Omit all images. Transcribe the rest of the material below exactly.

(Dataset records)
* * * * * * *
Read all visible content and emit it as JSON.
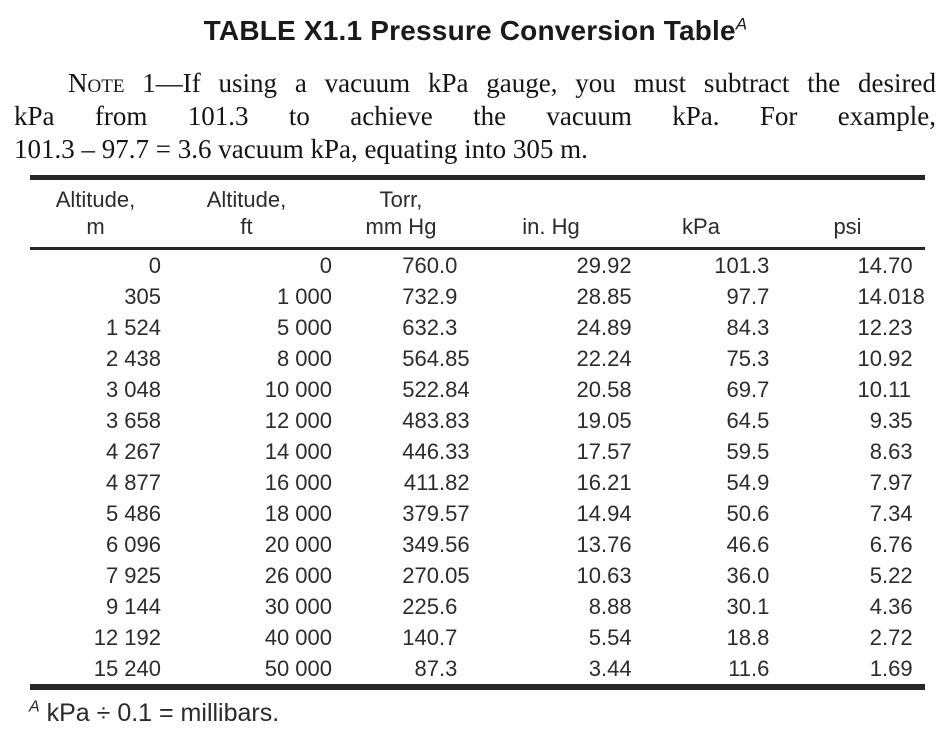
{
  "document": {
    "title": {
      "text": "TABLE X1.1 Pressure Conversion Table",
      "footnote_ref": "A"
    },
    "note": {
      "label": "Note 1",
      "lines": [
        "—If using a vacuum kPa gauge, you must subtract the desired",
        "kPa from 101.3 to achieve the vacuum kPa. For example,",
        "101.3 – 97.7 = 3.6 vacuum kPa, equating into 305 m."
      ]
    },
    "footnote": {
      "marker": "A",
      "text": "kPa ÷ 0.1 = millibars."
    }
  },
  "table": {
    "headers": [
      {
        "line1": "Altitude,",
        "line2": "m"
      },
      {
        "line1": "Altitude,",
        "line2": "ft"
      },
      {
        "line1": "Torr,",
        "line2": "mm Hg"
      },
      {
        "line1": "",
        "line2": "in. Hg"
      },
      {
        "line1": "",
        "line2": "kPa"
      },
      {
        "line1": "",
        "line2": "psi"
      }
    ],
    "rows": [
      [
        "0",
        "0",
        "760.0",
        "29.92",
        "101.3",
        "14.70"
      ],
      [
        "305",
        "1 000",
        "732.9",
        "28.85",
        "97.7",
        "14.018"
      ],
      [
        "1 524",
        "5 000",
        "632.3",
        "24.89",
        "84.3",
        "12.23"
      ],
      [
        "2 438",
        "8 000",
        "564.85",
        "22.24",
        "75.3",
        "10.92"
      ],
      [
        "3 048",
        "10 000",
        "522.84",
        "20.58",
        "69.7",
        "10.11"
      ],
      [
        "3 658",
        "12 000",
        "483.83",
        "19.05",
        "64.5",
        "9.35"
      ],
      [
        "4 267",
        "14 000",
        "446.33",
        "17.57",
        "59.5",
        "8.63"
      ],
      [
        "4 877",
        "16 000",
        "411.82",
        "16.21",
        "54.9",
        "7.97"
      ],
      [
        "5 486",
        "18 000",
        "379.57",
        "14.94",
        "50.6",
        "7.34"
      ],
      [
        "6 096",
        "20 000",
        "349.56",
        "13.76",
        "46.6",
        "6.76"
      ],
      [
        "7 925",
        "26 000",
        "270.05",
        "10.63",
        "36.0",
        "5.22"
      ],
      [
        "9 144",
        "30 000",
        "225.6",
        "8.88",
        "30.1",
        "4.36"
      ],
      [
        "12 192",
        "40 000",
        "140.7",
        "5.54",
        "18.8",
        "2.72"
      ],
      [
        "15 240",
        "50 000",
        "87.3",
        "3.44",
        "11.6",
        "1.69"
      ]
    ]
  }
}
* * * * * * *
■ **SOLUTION TO THIS TASK**
Read all visible content and emit it as JSON.
{
  "document": {
    "title": {
      "text": "TABLE X1.1 Pressure Conversion Table",
      "footnote_ref": "A"
    },
    "note": {
      "label": "Note 1",
      "lines": [
        "—If using a vacuum kPa gauge, you must subtract the desired",
        "kPa from 101.3 to achieve the vacuum kPa. For example,",
        "101.3 – 97.7 = 3.6 vacuum kPa, equating into 305 m."
      ]
    },
    "footnote": {
      "marker": "A",
      "text": "kPa ÷ 0.1 = millibars."
    }
  },
  "table": {
    "headers": [
      {
        "line1": "Altitude,",
        "line2": "m"
      },
      {
        "line1": "Altitude,",
        "line2": "ft"
      },
      {
        "line1": "Torr,",
        "line2": "mm Hg"
      },
      {
        "line1": "",
        "line2": "in. Hg"
      },
      {
        "line1": "",
        "line2": "kPa"
      },
      {
        "line1": "",
        "line2": "psi"
      }
    ],
    "rows": [
      [
        "0",
        "0",
        "760.0",
        "29.92",
        "101.3",
        "14.70"
      ],
      [
        "305",
        "1 000",
        "732.9",
        "28.85",
        "97.7",
        "14.018"
      ],
      [
        "1 524",
        "5 000",
        "632.3",
        "24.89",
        "84.3",
        "12.23"
      ],
      [
        "2 438",
        "8 000",
        "564.85",
        "22.24",
        "75.3",
        "10.92"
      ],
      [
        "3 048",
        "10 000",
        "522.84",
        "20.58",
        "69.7",
        "10.11"
      ],
      [
        "3 658",
        "12 000",
        "483.83",
        "19.05",
        "64.5",
        "9.35"
      ],
      [
        "4 267",
        "14 000",
        "446.33",
        "17.57",
        "59.5",
        "8.63"
      ],
      [
        "4 877",
        "16 000",
        "411.82",
        "16.21",
        "54.9",
        "7.97"
      ],
      [
        "5 486",
        "18 000",
        "379.57",
        "14.94",
        "50.6",
        "7.34"
      ],
      [
        "6 096",
        "20 000",
        "349.56",
        "13.76",
        "46.6",
        "6.76"
      ],
      [
        "7 925",
        "26 000",
        "270.05",
        "10.63",
        "36.0",
        "5.22"
      ],
      [
        "9 144",
        "30 000",
        "225.6",
        "8.88",
        "30.1",
        "4.36"
      ],
      [
        "12 192",
        "40 000",
        "140.7",
        "5.54",
        "18.8",
        "2.72"
      ],
      [
        "15 240",
        "50 000",
        "87.3",
        "3.44",
        "11.6",
        "1.69"
      ]
    ]
  }
}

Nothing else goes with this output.